◆ Written problem
Search the records that follow and extract every line containing the string "name".

==== Input records ====

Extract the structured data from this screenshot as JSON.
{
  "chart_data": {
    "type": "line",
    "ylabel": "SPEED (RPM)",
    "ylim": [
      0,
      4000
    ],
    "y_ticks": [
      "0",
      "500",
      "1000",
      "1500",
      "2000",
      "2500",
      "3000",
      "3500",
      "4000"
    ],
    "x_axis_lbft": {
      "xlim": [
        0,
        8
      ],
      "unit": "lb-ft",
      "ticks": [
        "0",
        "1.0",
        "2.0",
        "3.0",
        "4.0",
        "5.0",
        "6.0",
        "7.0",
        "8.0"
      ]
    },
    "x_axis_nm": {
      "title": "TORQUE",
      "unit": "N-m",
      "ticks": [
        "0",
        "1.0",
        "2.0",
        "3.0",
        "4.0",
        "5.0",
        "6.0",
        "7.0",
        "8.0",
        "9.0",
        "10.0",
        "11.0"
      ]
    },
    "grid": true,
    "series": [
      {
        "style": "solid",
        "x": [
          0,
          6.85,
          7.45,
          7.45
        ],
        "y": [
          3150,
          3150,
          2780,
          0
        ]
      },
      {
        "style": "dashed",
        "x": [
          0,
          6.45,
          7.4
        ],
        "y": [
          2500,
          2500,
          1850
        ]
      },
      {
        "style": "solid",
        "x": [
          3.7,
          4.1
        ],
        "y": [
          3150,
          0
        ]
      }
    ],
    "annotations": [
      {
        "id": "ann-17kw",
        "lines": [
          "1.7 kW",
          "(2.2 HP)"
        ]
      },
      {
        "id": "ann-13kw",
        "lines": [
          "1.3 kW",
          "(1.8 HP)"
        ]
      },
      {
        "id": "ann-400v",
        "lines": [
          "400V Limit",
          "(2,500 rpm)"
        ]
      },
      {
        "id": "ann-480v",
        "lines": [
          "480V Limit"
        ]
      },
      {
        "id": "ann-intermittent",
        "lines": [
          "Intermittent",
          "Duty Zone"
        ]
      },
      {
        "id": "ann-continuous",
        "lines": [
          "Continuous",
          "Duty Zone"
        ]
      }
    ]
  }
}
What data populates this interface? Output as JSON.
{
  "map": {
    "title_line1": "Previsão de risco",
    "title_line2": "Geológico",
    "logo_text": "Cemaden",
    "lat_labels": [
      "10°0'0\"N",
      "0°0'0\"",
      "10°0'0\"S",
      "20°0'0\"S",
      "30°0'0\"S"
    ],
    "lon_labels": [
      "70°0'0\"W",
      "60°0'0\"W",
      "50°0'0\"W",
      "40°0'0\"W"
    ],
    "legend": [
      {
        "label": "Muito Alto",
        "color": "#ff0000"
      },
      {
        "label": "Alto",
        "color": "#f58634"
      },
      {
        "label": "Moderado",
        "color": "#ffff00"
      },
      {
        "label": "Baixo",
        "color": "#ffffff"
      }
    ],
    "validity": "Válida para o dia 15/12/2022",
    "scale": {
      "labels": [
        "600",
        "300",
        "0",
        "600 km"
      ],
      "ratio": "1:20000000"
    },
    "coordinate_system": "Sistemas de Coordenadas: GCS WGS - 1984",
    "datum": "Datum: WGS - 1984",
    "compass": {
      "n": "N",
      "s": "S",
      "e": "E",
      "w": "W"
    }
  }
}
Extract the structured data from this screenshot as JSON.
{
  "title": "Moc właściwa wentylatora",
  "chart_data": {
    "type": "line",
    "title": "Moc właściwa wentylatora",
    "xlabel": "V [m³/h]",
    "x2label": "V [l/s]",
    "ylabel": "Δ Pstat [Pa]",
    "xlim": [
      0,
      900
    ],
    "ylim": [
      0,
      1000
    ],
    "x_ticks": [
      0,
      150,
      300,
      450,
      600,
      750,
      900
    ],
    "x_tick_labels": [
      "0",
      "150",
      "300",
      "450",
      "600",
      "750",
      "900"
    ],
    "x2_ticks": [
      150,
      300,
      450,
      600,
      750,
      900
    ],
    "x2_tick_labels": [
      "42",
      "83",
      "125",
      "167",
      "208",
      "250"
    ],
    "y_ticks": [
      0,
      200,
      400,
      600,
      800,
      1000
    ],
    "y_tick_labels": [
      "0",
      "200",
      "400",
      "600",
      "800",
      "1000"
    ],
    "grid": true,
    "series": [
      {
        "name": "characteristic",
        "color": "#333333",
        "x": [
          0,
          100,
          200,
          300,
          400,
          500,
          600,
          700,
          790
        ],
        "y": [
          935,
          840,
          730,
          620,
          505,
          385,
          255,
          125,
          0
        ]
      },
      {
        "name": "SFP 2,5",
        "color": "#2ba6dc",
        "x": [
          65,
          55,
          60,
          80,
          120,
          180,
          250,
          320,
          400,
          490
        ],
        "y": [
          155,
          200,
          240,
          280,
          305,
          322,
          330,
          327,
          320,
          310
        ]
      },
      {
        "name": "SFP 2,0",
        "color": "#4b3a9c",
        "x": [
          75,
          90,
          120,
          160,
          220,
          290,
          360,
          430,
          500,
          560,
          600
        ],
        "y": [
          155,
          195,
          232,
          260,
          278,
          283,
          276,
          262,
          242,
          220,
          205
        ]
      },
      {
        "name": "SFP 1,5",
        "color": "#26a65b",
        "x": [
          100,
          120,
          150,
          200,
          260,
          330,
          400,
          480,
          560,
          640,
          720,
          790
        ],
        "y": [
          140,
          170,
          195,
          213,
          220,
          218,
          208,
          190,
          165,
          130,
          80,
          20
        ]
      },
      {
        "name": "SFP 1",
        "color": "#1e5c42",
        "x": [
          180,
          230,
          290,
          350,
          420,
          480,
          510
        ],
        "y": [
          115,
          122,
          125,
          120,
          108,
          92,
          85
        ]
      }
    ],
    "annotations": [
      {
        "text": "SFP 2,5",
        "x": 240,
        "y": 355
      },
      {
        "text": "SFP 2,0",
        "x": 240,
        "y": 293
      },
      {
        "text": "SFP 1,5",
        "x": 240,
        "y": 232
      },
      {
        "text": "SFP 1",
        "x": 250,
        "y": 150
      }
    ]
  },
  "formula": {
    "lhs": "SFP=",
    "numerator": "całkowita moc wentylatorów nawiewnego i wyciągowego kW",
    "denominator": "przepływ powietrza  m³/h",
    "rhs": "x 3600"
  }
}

====

◆ Finished exercise
        "name": "characteristic",
        "name": "SFP 2,5",
        "name": "SFP 2,0",
        "name": "SFP 1,5",
        "name": "SFP 1",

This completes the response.